Texto de estudio:
Foto: Mike Lee - KLC fotos for World Rugby
27 de septiembre de 2024. Dubái. Partido de rugby 15 entre las selecciones de España y Madagascar. Son las coordenadas espaciotemporales en las que María Calvo Balaguer (Moncada, 26 años) sufrió la peor experiencia de su vida deportiva. El destino se interpuso en su camino de una forma cruel, abrupta, brusca, dolorosa. Durante un lance del juego, se destrozó la rodilla izquierda. Rotura total del ligamento cruzado anterior y del menisco externo. “Desde el primer minuto, ya sabía que el percance era grave. Mejor dicho, gravísimo. El dolor era intenso, insoportable. Tanto físico como anímico. A los pocos días, cuando me confirmaron el diagnóstico, más que desolación, porque ya lo intuía, experimenté rabia, desesperación e impotencia. Me operaron a mediados de octubre. Faltaba menos de un año para la celebración del Campeonato del Mundo de rugby 15, un evento que me hacía una gran ilusión. De hecho, al intentar llegar a ese Mundial, forcé y arriesgué más de la cuenta. Por ese motivo, he tardado más en recuperarme” rememora María.

Tareas:
A - Según el texto sobre la lesión de María Calvo, ¿qué se rompió en la rodilla izquierda?
B - Continúa el texto sobre la lesión de María Calvo a partir de su última frase.
El listado no tiene nada que ver con estas tareas.

Datos extraídos:
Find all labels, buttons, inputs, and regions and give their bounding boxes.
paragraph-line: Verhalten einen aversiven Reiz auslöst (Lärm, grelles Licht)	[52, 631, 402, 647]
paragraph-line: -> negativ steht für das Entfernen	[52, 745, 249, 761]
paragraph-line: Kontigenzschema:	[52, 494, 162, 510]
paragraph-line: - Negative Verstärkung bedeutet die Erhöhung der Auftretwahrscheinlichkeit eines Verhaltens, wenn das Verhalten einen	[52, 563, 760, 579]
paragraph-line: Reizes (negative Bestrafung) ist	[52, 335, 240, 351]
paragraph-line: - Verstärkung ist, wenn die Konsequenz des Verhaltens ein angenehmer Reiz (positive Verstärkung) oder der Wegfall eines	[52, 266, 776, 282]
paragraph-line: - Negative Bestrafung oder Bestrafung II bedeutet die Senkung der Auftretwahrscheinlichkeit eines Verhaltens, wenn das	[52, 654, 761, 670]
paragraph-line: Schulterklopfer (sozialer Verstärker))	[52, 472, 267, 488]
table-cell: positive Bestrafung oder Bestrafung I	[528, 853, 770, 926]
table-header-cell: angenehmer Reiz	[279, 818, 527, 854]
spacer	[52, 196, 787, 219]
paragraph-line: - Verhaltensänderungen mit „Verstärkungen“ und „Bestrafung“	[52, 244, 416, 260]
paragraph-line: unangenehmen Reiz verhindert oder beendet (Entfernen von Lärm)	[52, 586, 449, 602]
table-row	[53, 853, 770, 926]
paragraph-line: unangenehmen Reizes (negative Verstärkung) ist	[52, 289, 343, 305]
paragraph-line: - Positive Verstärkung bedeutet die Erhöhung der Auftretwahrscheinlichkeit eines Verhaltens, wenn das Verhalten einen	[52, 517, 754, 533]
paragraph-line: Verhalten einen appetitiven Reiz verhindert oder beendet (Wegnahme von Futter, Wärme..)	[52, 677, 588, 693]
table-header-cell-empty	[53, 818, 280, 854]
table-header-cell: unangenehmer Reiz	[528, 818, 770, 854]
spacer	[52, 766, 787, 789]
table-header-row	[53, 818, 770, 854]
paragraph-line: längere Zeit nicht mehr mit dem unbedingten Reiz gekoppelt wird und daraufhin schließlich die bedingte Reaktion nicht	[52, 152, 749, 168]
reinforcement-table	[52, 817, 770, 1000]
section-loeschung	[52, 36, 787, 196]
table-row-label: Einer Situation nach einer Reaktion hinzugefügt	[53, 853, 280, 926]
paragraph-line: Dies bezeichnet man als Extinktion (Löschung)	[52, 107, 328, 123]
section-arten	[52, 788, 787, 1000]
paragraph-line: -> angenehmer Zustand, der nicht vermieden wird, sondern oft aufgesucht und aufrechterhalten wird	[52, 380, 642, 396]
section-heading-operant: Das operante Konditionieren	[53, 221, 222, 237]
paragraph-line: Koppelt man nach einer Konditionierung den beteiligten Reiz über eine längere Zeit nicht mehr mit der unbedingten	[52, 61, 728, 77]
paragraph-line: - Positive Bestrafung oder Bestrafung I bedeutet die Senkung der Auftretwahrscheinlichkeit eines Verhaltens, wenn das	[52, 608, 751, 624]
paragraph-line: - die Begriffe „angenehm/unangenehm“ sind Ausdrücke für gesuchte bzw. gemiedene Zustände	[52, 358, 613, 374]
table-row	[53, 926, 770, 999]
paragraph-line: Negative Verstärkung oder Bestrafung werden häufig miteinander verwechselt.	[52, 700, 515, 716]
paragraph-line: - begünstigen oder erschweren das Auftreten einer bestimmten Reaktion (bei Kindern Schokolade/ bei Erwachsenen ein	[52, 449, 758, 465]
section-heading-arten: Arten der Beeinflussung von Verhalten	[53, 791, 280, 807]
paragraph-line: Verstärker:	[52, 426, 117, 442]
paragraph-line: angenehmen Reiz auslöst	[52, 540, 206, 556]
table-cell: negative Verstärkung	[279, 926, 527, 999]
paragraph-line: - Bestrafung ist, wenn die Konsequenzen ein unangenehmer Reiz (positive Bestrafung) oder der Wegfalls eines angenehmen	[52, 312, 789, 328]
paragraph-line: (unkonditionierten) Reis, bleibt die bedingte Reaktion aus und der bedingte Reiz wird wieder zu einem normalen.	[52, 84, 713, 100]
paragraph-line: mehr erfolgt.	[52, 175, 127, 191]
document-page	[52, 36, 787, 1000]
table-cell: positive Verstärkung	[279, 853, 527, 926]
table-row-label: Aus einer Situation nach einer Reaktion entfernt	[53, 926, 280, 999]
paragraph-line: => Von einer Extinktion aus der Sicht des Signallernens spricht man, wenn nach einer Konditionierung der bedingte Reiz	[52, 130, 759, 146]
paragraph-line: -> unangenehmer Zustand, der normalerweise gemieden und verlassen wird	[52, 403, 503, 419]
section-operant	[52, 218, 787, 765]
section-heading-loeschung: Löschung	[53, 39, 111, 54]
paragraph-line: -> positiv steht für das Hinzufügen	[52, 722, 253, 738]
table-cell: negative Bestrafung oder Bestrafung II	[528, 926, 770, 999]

Respuestas esperadas:
A - Se rompió por completo el ligamento cruzado anterior y el menisco externo.

B -
La deportista FER se ha enfrentado a un escenario desconocido. Nunca había tenido una lesión de este tipo. Ni siquiera, de un alcance aproximado. Tampoco se había visto obligada a pasar por el quirófano. “Ha sido una vivencia dura. Tras el impacto inicial, como antes comentaba, la motivación de querer llegar al Mundial de rugby 15 del mes de agosto me dio ciertos ánimos y energía, pero había jornadas en las que el bajón anímico era inevitable”, apunta la jugadora valenciana, quien añade: “Pese a todo, haciendo un balance general, lo he llevado mejor de lo esperado. Con mis altibajos, por supuesto, pero con más entereza de la que podía imaginar. Esta larga travesía por el desierto me ha permitido conocerme mejor, tanto en lo personal como en lo deportivo”, explica.
Casi año y medio después, si como parece, es convocada, María está en condiciones de reaparecer dentro de un mes, en Montevideo. En este caso, con la selección de rugby seven, inmersa en la aventura de volver a la cima internacional de este deporte. Durante el curso 2025, el combinado nacional, del que sí formó parte en todo momento la también deportista FER Juana Stella, no pudo mantener la plaza en la máxima categoría de las Series Mundiales, reducida, ahora, de doce a ocho combinados. Pero, al menos, sí logró meterse en el segundo escalón, en el segundo nivel.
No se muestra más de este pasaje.